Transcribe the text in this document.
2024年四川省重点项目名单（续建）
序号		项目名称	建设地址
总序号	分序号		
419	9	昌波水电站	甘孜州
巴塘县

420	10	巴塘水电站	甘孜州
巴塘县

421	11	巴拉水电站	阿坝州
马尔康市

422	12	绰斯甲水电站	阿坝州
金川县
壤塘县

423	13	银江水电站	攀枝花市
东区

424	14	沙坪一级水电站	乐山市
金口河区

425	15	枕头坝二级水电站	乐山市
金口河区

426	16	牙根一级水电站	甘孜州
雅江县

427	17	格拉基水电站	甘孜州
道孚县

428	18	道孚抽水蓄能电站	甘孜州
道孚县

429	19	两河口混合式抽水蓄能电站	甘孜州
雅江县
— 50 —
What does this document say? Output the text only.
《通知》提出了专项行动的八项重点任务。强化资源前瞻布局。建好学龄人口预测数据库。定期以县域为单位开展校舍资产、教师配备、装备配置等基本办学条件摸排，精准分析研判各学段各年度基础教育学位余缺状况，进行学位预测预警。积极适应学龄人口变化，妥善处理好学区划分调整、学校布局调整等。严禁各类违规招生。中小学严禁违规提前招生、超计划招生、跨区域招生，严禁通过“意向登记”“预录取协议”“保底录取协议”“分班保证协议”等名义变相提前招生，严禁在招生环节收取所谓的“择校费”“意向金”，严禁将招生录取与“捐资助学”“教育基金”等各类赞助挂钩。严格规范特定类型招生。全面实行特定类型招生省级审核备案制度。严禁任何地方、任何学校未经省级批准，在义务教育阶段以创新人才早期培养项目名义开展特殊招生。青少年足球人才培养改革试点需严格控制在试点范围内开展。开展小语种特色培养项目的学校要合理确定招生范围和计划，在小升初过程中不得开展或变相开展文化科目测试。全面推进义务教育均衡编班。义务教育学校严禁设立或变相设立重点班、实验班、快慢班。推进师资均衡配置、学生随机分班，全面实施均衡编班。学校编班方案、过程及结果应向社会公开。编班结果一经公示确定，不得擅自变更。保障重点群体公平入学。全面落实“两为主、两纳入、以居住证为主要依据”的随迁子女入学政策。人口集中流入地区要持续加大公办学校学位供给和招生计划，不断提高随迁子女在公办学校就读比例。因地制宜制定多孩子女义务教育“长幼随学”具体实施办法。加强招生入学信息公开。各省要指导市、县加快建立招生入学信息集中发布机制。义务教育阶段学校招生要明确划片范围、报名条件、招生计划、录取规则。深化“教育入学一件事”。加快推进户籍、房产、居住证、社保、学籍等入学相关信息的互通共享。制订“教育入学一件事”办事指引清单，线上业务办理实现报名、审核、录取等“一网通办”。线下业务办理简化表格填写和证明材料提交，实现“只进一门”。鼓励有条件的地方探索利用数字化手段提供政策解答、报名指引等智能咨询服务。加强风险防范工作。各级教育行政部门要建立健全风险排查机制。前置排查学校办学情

§ Stated problem:
Please quote the records above exactly, without skipping a line.

§ Problem solution:
Transcribe the text in this document.
2024年四川省重点项目名单（续建）
序号		项目名称	建设地址
总序号	分序号		
419	9	昌波水电站	甘孜州
巴塘县

420	10	巴塘水电站	甘孜州
巴塘县

421	11	巴拉水电站	阿坝州
马尔康市

422	12	绰斯甲水电站	阿坝州
金川县
壤塘县

423	13	银江水电站	攀枝花市
东区

424	14	沙坪一级水电站	乐山市
金口河区

425	15	枕头坝二级水电站	乐山市
金口河区

426	16	牙根一级水电站	甘孜州
雅江县

427	17	格拉基水电站	甘孜州
道孚县

428	18	道孚抽水蓄能电站	甘孜州
道孚县

429	19	两河口混合式抽水蓄能电站	甘孜州
雅江县
— 50 —
What does this document say? Output the text only.
《通知》提出了专项行动的八项重点任务。强化资源前瞻布局。建好学龄人口预测数据库。定期以县域为单位开展校舍资产、教师配备、装备配置等基本办学条件摸排，精准分析研判各学段各年度基础教育学位余缺状况，进行学位预测预警。积极适应学龄人口变化，妥善处理好学区划分调整、学校布局调整等。严禁各类违规招生。中小学严禁违规提前招生、超计划招生、跨区域招生，严禁通过“意向登记”“预录取协议”“保底录取协议”“分班保证协议”等名义变相提前招生，严禁在招生环节收取所谓的“择校费”“意向金”，严禁将招生录取与“捐资助学”“教育基金”等各类赞助挂钩。严格规范特定类型招生。全面实行特定类型招生省级审核备案制度。严禁任何地方、任何学校未经省级批准，在义务教育阶段以创新人才早期培养项目名义开展特殊招生。青少年足球人才培养改革试点需严格控制在试点范围内开展。开展小语种特色培养项目的学校要合理确定招生范围和计划，在小升初过程中不得开展或变相开展文化科目测试。全面推进义务教育均衡编班。义务教育学校严禁设立或变相设立重点班、实验班、快慢班。推进师资均衡配置、学生随机分班，全面实施均衡编班。学校编班方案、过程及结果应向社会公开。编班结果一经公示确定，不得擅自变更。保障重点群体公平入学。全面落实“两为主、两纳入、以居住证为主要依据”的随迁子女入学政策。人口集中流入地区要持续加大公办学校学位供给和招生计划，不断提高随迁子女在公办学校就读比例。因地制宜制定多孩子女义务教育“长幼随学”具体实施办法。加强招生入学信息公开。各省要指导市、县加快建立招生入学信息集中发布机制。义务教育阶段学校招生要明确划片范围、报名条件、招生计划、录取规则。深化“教育入学一件事”。加快推进户籍、房产、居住证、社保、学籍等入学相关信息的互通共享。制订“教育入学一件事”办事指引清单，线上业务办理实现报名、审核、录取等“一网通办”。线下业务办理简化表格填写和证明材料提交，实现“只进一门”。鼓励有条件的地方探索利用数字化手段提供政策解答、报名指引等智能咨询服务。加强风险防范工作。各级教育行政部门要建立健全风险排查机制。前置排查学校办学情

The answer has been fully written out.